*SELECTION*:
[start]

Here is that exchange:
Iowa Independent: With all due respect, Governor Romney has been in our community twice. He’s fielded questions from hundreds of people. Why should people in our county even consider your husband considering the fact that he hasn’t been here. Other candidates have. They’ve been coming here for months. There is a respect factor and your husband for whatever reason hasn’t shown us enough respect to show up in the county in person.
Mrs. Huckabee: Well, I don’t think it’s a lack of respect for the county. I don’t think that’s it at all. One, Mitt Romney, whom you spoke of, he’s been running for 2-1/2 years. Mike didn’t get into the race until just this year. We’ve tried to cover a lot of ground in a short period of time. I think he’s done it very well. We’ve been to Iowa numerous times. Whether the planning got us here or not, I don’t think it is anything to disrespect the county. Iowa is much like Arkansas. We’re very rural. There’s a lot of small communities out there. I think we’ve been to every pizza ranch in all of Iowa. It’s a one on one. We’ve tried to do the best we can to cover the state. That’s why I’m here today is to hit some of the places he hasn’t hit.
Iowa Independent: In your remarks you said that life in the womb is as important as life the woods. You were referencing a situation if a kid was lost in the woods and something may have happened. If a kid were murdered in the woods in certain states such as your’s the death penalty would be a possibility. If your view on abortion prevails and abortion in fact does become illegal, what should the penalty be for a woman who has an abortion or a doctor who performs the procedure?
Mrs. Huckabee: I can’t answer that. I’m not the policymaker, first of all. Second of all, I don’t like to do hypotheticals. It’s hard to decide and know what a nation would do. Would it go back to the states or would it be national? It’s hard to know. I can’t answer that. I hope we never get to that point.
Iowa Independent: But if those lives have equal value then wouldn’t the person who performs the abortion be just as bad as the person who murders the kid in the woods?
Mrs. Huckabee: I can only answer from a personal standpoint and it would seem to me that if you take a life of anybody it’s a serious situation.
Iowa Independent: You ran for secretary of state in Arkansas. Was your husband supportive of that?
Mrs. Huckabee: He was supportive of that but he was also at the same time running for governor. It was a very, very, very difficult situation. I had the party people come and ask me if I’d consider it. We didn’t have anybody. The choices were very slim. I thought that I should be open to it. We thought about it. We prayed about it. We discussed it. He was supportive in it. The big downside of it was I didn’t have his undivided attention, not did he have my undivided attention because he was running for governor at the same time I was running for secretary of state.

[end]

Dataset items:
[start]

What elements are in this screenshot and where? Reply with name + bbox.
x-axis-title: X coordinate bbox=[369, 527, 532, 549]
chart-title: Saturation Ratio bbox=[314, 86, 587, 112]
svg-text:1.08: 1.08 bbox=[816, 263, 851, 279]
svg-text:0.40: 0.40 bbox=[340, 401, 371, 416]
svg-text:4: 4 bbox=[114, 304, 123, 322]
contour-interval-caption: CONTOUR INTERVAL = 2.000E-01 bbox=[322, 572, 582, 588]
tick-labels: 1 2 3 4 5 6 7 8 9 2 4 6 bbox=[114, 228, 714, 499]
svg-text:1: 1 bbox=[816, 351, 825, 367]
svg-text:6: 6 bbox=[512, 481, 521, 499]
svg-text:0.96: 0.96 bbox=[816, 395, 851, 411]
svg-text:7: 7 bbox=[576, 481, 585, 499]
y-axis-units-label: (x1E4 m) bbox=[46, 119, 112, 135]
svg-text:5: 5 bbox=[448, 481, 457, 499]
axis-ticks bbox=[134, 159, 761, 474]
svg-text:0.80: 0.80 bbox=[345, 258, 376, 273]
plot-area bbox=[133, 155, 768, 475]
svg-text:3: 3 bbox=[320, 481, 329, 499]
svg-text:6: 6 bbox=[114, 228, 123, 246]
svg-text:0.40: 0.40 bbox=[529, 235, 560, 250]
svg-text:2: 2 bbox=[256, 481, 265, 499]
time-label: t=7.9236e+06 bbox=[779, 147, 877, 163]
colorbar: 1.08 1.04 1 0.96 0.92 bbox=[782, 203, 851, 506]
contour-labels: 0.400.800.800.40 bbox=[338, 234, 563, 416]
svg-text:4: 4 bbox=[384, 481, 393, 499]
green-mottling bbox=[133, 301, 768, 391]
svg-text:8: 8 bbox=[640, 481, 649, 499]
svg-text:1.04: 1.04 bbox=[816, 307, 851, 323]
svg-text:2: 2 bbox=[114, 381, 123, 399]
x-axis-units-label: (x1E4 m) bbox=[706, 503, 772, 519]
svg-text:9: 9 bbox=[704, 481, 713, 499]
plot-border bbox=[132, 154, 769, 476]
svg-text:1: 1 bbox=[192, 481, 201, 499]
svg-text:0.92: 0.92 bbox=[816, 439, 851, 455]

[end]

*DIRECTIONS*:
1/ In the interview, how long does Mrs. Huckabee say Mitt Romney has been running?
2/ In the interview, list everything Mrs. Huckabee says she and her husband did after party people asked her to consider running for secretary of state.
3/ Proceed with the interview with Mrs. Huckabee, starting after its last sentence.

*ANSWERS FOR THE EXERCISE*:
1/ 2-1/2 years.

2/ They thought about it, prayed about it, and discussed it.

3/
Iowa Independent: Would there be any concern with having two constitutional officers at the highest level who were married, that there might be some conflicts of interest there?
Mrs. Huckabee: I mean we have brothers that serve in our legislature and we have fathers and sons.
Iowa Independent: But they aren’t constitutional officers.
Mrs. Huckabee: Yeah, but they don’t interact. They don’t interact.
Iowa Independent: As the assassination in Pakistan showed, foreign policy is extremely important. On the Democratic side we have had three candidates here just in the last 48 hours and there have been questions, that are legitimate, that have been raised about Barack Obama’s foreign policy experience and he’s on the Senate Foreign Relations Committee. Your husband has really no foreign policy experience. In these times can we afford to trust a governor with absolutely no foreign policy experience?
Mrs. Huckabee: What is foreign policy experience?
Iowa Independent: I’ll let you define what it is.
Mrs. Huckabee: You’re asking the question.
Iowa Independent: I would define it as someone who has had experience in some official capacity representing the United States before foreign entitities.
Mrs. Huckabee: So you’re saying only a person who has been in Congress?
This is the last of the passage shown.